:: Material provided ::

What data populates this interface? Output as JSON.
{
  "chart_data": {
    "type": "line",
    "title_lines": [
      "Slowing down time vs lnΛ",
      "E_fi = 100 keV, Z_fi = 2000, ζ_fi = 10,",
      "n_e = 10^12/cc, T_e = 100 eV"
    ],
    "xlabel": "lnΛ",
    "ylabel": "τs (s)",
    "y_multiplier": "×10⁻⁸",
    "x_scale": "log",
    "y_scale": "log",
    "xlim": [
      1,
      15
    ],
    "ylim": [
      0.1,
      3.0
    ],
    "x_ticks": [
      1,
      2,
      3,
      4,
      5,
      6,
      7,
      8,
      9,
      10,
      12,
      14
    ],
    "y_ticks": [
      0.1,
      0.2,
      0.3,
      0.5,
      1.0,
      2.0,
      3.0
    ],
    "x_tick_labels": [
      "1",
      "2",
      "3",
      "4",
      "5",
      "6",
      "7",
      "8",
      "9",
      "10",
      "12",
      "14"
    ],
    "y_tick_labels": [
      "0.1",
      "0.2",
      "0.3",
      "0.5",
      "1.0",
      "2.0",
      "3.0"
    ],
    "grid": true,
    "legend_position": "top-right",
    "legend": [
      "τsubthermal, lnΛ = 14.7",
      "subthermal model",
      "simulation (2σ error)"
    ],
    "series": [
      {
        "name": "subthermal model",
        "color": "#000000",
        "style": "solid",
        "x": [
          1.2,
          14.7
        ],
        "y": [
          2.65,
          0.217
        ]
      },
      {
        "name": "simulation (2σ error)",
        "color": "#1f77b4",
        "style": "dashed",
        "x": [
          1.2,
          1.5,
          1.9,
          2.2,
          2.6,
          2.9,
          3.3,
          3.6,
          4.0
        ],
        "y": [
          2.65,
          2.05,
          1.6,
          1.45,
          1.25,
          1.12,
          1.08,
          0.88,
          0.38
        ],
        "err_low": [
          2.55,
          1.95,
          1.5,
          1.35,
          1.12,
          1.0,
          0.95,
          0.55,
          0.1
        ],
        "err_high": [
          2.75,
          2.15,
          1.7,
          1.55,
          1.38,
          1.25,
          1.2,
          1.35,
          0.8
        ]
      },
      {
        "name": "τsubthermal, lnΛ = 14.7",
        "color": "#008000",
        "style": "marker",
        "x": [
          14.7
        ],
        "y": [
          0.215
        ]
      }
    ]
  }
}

:::

What you are asked to do
Look through the material and copy each line that has "color".

Expected output
        "color": "#000000",
        "color": "#1f77b4",
        "color": "#008000",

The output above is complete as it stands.